TASK REQUIREMENTS: Lines containing the word "greatly" are to be located and copied.

SUPPLIED RECORDS:
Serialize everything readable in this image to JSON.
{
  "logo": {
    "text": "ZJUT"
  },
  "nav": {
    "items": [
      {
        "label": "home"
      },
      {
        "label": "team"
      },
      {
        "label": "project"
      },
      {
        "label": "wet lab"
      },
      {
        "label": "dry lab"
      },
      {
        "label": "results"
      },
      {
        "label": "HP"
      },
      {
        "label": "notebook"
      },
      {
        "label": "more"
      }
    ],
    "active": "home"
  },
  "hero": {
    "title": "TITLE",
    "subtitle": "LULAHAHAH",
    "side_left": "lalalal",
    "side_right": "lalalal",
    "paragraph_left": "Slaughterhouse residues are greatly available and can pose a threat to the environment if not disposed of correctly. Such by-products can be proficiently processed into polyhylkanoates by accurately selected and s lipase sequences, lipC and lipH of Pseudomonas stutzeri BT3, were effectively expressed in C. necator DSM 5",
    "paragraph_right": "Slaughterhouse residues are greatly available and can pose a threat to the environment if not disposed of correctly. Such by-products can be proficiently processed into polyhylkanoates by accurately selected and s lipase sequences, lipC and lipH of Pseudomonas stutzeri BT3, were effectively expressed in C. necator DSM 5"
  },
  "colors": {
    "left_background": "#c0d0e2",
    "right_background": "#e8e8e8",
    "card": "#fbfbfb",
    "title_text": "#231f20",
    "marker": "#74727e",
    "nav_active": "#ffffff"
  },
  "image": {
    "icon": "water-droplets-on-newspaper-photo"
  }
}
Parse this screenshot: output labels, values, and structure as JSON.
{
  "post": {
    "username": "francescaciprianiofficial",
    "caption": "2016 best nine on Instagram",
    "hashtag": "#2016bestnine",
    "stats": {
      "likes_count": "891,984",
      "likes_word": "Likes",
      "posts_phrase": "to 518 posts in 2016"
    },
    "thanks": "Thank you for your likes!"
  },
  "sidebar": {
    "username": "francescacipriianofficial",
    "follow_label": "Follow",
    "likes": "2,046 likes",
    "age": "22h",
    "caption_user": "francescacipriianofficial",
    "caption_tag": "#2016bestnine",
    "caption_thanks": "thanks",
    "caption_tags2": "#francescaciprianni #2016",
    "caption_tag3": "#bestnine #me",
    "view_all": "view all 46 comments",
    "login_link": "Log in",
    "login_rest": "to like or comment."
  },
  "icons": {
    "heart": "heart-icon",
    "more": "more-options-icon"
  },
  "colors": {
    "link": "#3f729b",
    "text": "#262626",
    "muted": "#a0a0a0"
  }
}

WRITTEN SOLUTION:
    "paragraph_left": "Slaughterhouse residues are greatly available and can pose a threat to the environment if not disposed of correctly. Such by-products can be proficiently processed into polyhylkanoates by accurately selected and s lipase sequences, lipC and lipH of Pseudomonas stutzeri BT3, were effectively expressed in C. necator DSM 5",
    "paragraph_right": "Slaughterhouse residues are greatly available and can pose a threat to the environment if not disposed of correctly. Such by-products can be proficiently processed into polyhylkanoates by accurately selected and s lipase sequences, lipC and lipH of Pseudomonas stutzeri BT3, were effectively expressed in C. necator DSM 5"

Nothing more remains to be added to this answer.